— START OF Data supplied —

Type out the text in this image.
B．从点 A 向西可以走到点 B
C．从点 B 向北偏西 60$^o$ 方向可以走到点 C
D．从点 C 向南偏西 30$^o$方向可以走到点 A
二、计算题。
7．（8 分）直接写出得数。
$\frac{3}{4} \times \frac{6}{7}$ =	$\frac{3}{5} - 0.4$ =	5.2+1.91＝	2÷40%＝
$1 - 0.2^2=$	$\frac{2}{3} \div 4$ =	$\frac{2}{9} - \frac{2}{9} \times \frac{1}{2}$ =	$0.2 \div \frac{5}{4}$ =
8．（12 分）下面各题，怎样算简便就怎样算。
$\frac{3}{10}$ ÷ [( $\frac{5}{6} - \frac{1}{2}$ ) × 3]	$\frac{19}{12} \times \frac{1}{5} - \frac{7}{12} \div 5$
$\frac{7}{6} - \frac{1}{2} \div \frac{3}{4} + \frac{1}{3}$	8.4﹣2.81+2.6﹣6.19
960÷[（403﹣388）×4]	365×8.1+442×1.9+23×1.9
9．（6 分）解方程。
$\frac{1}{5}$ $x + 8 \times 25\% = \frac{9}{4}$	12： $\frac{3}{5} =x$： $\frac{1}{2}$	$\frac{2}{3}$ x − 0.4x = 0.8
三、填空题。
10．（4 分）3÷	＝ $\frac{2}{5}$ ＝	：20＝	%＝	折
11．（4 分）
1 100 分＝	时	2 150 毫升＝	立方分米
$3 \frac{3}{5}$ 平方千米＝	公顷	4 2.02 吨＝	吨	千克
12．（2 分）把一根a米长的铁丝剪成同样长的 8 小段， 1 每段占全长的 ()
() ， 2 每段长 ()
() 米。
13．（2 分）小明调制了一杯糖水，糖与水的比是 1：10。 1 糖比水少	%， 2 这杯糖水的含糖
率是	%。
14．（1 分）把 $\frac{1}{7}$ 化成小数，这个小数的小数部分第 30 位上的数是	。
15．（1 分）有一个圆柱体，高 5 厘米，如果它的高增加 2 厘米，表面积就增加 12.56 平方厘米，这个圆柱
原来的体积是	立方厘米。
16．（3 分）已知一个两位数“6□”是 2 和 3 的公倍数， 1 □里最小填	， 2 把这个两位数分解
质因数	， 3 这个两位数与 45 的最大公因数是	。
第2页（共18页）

— END OF Data supplied —

◆ Required work ◆
Reproduce the complete set of lines precisely as supplied.

◆ Expected answer ◆
Type out the text in this image.
B．从点 A 向西可以走到点 B
C．从点 B 向北偏西 60$^o$ 方向可以走到点 C
D．从点 C 向南偏西 30$^o$方向可以走到点 A
二、计算题。
7．（8 分）直接写出得数。
$\frac{3}{4} \times \frac{6}{7}$ =	$\frac{3}{5} - 0.4$ =	5.2+1.91＝	2÷40%＝
$1 - 0.2^2=$	$\frac{2}{3} \div 4$ =	$\frac{2}{9} - \frac{2}{9} \times \frac{1}{2}$ =	$0.2 \div \frac{5}{4}$ =
8．（12 分）下面各题，怎样算简便就怎样算。
$\frac{3}{10}$ ÷ [( $\frac{5}{6} - \frac{1}{2}$ ) × 3]	$\frac{19}{12} \times \frac{1}{5} - \frac{7}{12} \div 5$
$\frac{7}{6} - \frac{1}{2} \div \frac{3}{4} + \frac{1}{3}$	8.4﹣2.81+2.6﹣6.19
960÷[（403﹣388）×4]	365×8.1+442×1.9+23×1.9
9．（6 分）解方程。
$\frac{1}{5}$ $x + 8 \times 25\% = \frac{9}{4}$	12： $\frac{3}{5} =x$： $\frac{1}{2}$	$\frac{2}{3}$ x − 0.4x = 0.8
三、填空题。
10．（4 分）3÷	＝ $\frac{2}{5}$ ＝	：20＝	%＝	折
11．（4 分）
1 100 分＝	时	2 150 毫升＝	立方分米
$3 \frac{3}{5}$ 平方千米＝	公顷	4 2.02 吨＝	吨	千克
12．（2 分）把一根a米长的铁丝剪成同样长的 8 小段， 1 每段占全长的 ()
() ， 2 每段长 ()
() 米。
13．（2 分）小明调制了一杯糖水，糖与水的比是 1：10。 1 糖比水少	%， 2 这杯糖水的含糖
率是	%。
14．（1 分）把 $\frac{1}{7}$ 化成小数，这个小数的小数部分第 30 位上的数是	。
15．（1 分）有一个圆柱体，高 5 厘米，如果它的高增加 2 厘米，表面积就增加 12.56 平方厘米，这个圆柱
原来的体积是	立方厘米。
16．（3 分）已知一个两位数“6□”是 2 和 3 的公倍数， 1 □里最小填	， 2 把这个两位数分解
质因数	， 3 这个两位数与 45 的最大公因数是	。
第2页（共18页）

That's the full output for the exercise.